# DOCUMENT SECTION
------------------------------

He enlisted in July 1940 and served with the 2nd/10th Battalion in the Middle East and New Guinea. He was killed in action at Buna on Christams Eve 1942.
Gordon Watkins and his mate William Goodgame are explicitly mentioned in Peter Brune's book "A Bastard of a Place" p532.
They were both grievously wounded in the 2nd / 10th's attack at the 'Old Strip' east of the Buna Mission on the 24th December 1942. They were brought to the Battalion Regimental Aid Post where they were attended by the Regimental Medical Officer Captain Geoff Verco. As recounted by Lieutenant John "Andy" Andrews, the Regimental Signals Officer, they had;
"the most terrible wounds I think I've ever seen, hit in the stomach, and they were two men from D Company and their names were Watkins and Goodgame, and they were only lads.....they were inseparable cobbers, mates. They came to put Watkins and Goodgame on the stretchers (in the RAP) and they rolled one of them onto the stretcher and his intestines stayed on the ground, and they were still conscious both of them. And each was saying "Never mind about me, look after my mate". I didn't realise at the time, I should have known, Geoff Verco told me afterwards that he looked at these blokes and they were hopelss....so he kept shooting them with morphine...".

------------------------------

# ENTRIES SUPPLIED
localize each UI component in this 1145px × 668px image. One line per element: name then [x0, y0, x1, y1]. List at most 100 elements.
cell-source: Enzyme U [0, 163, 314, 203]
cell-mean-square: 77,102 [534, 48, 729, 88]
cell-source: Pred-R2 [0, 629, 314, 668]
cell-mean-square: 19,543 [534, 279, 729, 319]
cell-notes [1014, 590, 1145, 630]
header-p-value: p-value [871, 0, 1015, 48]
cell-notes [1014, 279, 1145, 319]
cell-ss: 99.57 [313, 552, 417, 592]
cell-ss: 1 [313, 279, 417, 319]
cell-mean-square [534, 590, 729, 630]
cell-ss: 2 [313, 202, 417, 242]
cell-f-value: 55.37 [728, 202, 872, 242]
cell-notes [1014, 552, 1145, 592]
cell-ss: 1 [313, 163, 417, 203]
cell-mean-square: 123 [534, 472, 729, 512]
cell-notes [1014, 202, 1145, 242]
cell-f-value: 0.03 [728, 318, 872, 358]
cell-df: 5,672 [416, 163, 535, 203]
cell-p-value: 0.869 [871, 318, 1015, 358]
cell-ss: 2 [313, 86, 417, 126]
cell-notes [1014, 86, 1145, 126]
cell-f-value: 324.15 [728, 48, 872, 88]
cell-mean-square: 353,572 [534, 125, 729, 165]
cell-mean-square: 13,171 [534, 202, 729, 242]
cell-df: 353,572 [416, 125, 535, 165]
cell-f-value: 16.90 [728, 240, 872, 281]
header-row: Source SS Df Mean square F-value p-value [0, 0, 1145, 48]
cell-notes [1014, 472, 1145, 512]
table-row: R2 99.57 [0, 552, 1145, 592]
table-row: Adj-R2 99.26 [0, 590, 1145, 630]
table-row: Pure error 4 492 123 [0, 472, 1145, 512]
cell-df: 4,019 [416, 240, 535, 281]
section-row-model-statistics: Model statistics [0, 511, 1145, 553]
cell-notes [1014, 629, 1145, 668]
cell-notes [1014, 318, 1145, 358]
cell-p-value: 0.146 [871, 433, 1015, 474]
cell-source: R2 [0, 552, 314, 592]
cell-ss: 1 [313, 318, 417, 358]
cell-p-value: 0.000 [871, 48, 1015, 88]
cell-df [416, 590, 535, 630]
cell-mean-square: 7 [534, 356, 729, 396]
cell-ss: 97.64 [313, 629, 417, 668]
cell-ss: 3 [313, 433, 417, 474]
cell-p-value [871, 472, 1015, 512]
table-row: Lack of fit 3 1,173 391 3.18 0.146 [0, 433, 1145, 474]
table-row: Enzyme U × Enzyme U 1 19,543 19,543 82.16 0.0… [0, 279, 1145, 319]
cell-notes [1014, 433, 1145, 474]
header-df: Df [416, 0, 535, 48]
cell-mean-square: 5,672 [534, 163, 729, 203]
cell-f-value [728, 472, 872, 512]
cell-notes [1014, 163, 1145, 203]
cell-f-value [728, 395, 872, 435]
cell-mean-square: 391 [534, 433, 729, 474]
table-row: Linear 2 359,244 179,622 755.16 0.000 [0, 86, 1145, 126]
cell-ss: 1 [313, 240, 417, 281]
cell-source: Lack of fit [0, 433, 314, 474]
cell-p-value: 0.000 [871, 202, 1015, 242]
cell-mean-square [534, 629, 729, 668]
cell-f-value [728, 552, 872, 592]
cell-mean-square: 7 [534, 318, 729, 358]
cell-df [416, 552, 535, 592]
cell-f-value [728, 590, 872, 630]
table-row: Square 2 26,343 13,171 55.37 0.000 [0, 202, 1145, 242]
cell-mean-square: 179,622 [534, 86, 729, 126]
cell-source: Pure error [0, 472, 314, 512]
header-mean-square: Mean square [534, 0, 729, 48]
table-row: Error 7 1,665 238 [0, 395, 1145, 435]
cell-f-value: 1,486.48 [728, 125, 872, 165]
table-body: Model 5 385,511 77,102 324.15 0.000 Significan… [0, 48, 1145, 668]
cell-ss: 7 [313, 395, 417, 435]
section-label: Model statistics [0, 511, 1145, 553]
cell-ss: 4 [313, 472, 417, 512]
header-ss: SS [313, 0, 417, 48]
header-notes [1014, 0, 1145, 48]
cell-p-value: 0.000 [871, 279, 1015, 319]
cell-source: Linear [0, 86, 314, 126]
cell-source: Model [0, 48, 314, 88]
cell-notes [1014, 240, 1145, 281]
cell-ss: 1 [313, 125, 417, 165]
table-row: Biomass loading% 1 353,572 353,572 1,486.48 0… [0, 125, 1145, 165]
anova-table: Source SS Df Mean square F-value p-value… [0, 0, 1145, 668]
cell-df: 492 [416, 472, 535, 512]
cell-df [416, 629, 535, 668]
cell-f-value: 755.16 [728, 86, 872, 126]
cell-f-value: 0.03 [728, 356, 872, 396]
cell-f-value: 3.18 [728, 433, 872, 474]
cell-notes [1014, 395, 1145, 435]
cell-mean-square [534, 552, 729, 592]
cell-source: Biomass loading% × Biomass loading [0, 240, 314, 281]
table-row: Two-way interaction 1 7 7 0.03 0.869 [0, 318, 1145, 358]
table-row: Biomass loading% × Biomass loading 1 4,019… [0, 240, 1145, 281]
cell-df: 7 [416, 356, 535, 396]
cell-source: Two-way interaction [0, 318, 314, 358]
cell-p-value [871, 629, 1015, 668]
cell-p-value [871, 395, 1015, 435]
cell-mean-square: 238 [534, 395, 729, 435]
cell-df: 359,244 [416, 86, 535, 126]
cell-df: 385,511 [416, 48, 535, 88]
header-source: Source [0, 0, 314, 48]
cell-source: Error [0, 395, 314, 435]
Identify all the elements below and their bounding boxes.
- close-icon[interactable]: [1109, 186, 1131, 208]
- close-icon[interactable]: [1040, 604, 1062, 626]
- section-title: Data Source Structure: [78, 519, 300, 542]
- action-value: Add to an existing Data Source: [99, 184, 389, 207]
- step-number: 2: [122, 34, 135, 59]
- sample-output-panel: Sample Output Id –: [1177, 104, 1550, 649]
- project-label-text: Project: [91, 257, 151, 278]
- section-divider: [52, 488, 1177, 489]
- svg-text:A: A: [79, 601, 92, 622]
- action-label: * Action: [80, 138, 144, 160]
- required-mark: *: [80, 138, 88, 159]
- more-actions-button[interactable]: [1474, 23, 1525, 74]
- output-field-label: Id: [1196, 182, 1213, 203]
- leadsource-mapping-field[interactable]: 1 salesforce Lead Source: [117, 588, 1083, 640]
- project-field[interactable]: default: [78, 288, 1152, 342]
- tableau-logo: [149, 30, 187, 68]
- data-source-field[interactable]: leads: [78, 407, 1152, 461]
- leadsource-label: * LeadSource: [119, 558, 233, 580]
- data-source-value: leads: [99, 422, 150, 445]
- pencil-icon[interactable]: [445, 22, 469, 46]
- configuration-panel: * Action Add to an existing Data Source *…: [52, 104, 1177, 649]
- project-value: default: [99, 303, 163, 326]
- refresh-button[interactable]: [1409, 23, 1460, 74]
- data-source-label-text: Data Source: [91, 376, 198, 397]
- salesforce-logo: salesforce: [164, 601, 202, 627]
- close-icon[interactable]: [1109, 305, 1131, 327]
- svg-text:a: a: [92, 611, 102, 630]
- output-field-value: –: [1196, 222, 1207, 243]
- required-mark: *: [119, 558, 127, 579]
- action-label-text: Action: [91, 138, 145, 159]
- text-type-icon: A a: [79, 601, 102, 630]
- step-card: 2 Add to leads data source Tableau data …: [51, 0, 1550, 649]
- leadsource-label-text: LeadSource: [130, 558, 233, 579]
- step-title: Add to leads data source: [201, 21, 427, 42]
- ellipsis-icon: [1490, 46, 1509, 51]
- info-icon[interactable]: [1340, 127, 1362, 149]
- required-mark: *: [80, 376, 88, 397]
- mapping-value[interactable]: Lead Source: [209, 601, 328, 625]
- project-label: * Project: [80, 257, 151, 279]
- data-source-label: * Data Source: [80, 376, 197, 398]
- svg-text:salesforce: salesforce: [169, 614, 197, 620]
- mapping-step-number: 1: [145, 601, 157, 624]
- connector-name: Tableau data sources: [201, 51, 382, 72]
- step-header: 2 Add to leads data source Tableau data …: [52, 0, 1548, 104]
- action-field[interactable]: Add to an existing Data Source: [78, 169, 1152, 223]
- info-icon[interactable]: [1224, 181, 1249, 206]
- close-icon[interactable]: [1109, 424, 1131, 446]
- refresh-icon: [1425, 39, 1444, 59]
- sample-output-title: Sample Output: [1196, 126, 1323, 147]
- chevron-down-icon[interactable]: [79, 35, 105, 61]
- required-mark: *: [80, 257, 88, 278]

------------------------------

From the passage about Gordon Watkins, extract everything from "He enlisted in" down to "Christams Eve 1942.", word for word.

He enlisted in July 1940 and served with the 2nd/10th Battalion in the Middle East and New Guinea. He was killed in action at Buna on Christams Eve 1942.